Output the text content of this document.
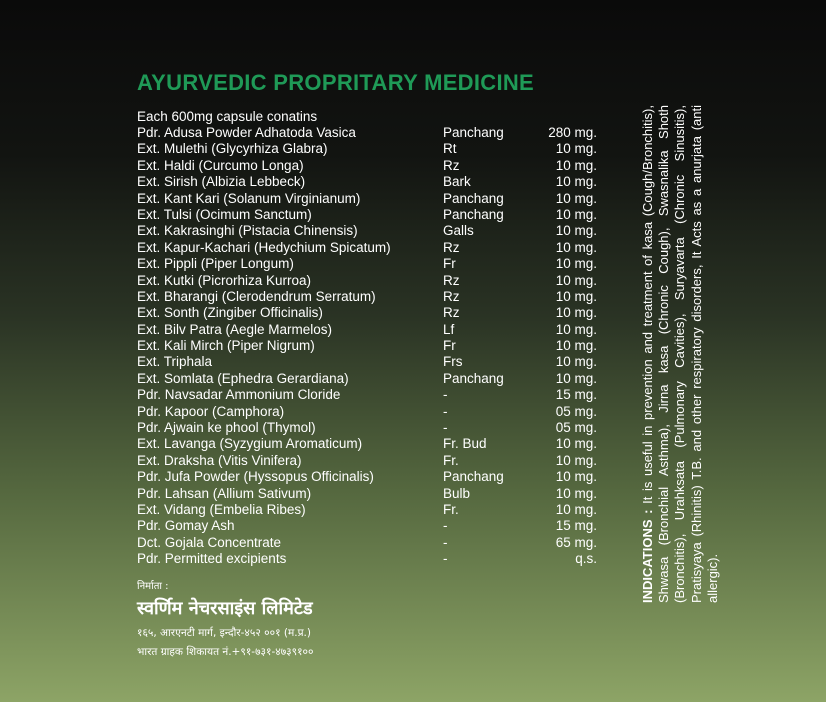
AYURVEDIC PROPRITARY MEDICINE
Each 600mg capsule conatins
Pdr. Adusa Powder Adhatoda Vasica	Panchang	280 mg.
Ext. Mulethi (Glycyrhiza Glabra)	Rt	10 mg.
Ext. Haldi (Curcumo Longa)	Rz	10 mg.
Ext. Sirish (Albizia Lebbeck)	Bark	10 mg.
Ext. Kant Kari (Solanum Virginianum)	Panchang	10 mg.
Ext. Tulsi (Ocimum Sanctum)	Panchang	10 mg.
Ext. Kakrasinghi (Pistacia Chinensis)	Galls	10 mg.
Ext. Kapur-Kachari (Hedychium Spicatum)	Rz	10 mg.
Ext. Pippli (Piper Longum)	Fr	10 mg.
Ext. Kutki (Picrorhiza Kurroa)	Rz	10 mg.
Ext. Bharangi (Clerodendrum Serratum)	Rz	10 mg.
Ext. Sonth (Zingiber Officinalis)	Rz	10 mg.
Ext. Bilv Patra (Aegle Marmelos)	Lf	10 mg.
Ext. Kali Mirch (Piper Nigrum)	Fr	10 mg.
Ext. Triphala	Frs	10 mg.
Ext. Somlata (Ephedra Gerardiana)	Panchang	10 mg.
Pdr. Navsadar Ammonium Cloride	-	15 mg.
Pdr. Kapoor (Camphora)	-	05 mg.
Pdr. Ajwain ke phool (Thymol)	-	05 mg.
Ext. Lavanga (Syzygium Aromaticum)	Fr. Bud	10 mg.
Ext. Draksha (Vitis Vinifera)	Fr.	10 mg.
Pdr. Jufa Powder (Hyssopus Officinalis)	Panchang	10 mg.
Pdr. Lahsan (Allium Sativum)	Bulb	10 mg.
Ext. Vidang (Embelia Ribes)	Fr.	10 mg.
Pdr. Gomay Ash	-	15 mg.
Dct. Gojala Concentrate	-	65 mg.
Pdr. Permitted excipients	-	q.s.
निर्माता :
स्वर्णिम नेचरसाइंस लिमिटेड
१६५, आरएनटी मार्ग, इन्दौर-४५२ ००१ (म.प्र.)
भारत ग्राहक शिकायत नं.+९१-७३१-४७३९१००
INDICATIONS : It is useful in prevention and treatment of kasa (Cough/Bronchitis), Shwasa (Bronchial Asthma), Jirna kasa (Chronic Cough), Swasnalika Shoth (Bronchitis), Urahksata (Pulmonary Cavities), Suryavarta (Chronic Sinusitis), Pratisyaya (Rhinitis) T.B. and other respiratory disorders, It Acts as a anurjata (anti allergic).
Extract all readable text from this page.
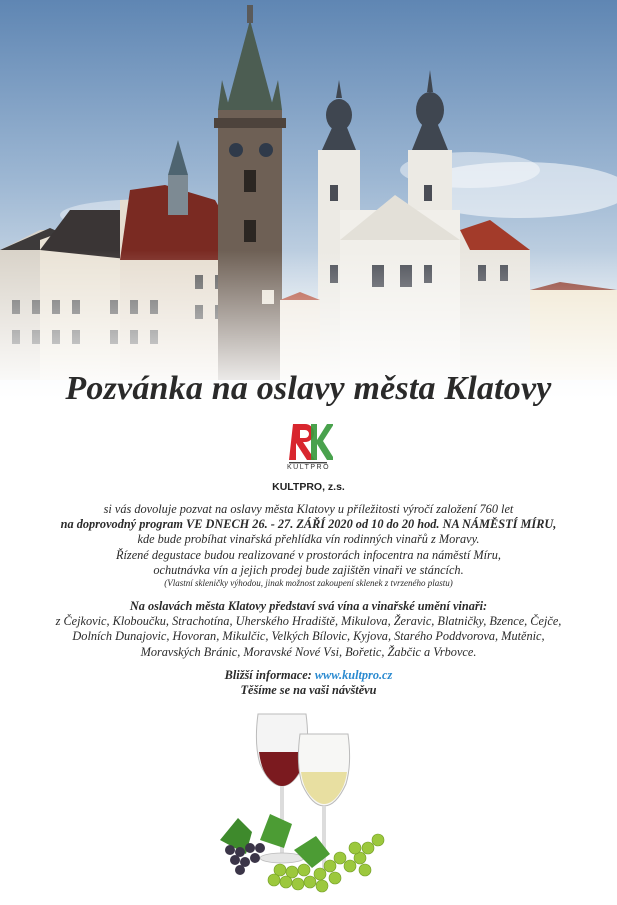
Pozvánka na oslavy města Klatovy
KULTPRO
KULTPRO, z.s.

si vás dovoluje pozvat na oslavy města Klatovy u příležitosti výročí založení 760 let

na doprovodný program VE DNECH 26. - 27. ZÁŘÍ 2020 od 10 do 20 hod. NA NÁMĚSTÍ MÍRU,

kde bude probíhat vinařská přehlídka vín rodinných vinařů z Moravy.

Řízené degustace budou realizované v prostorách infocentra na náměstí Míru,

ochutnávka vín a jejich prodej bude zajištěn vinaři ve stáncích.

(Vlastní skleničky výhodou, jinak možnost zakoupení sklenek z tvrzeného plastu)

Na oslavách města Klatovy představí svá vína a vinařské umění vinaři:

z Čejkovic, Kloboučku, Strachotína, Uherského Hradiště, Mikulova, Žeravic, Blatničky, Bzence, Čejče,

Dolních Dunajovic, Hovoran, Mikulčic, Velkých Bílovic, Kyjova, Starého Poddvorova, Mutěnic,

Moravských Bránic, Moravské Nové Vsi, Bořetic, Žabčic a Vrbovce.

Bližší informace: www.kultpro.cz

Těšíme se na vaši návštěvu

•••••

§ Goal
Check each line of the listing above for the string "this", then report only how many lines have it.

§ Result
2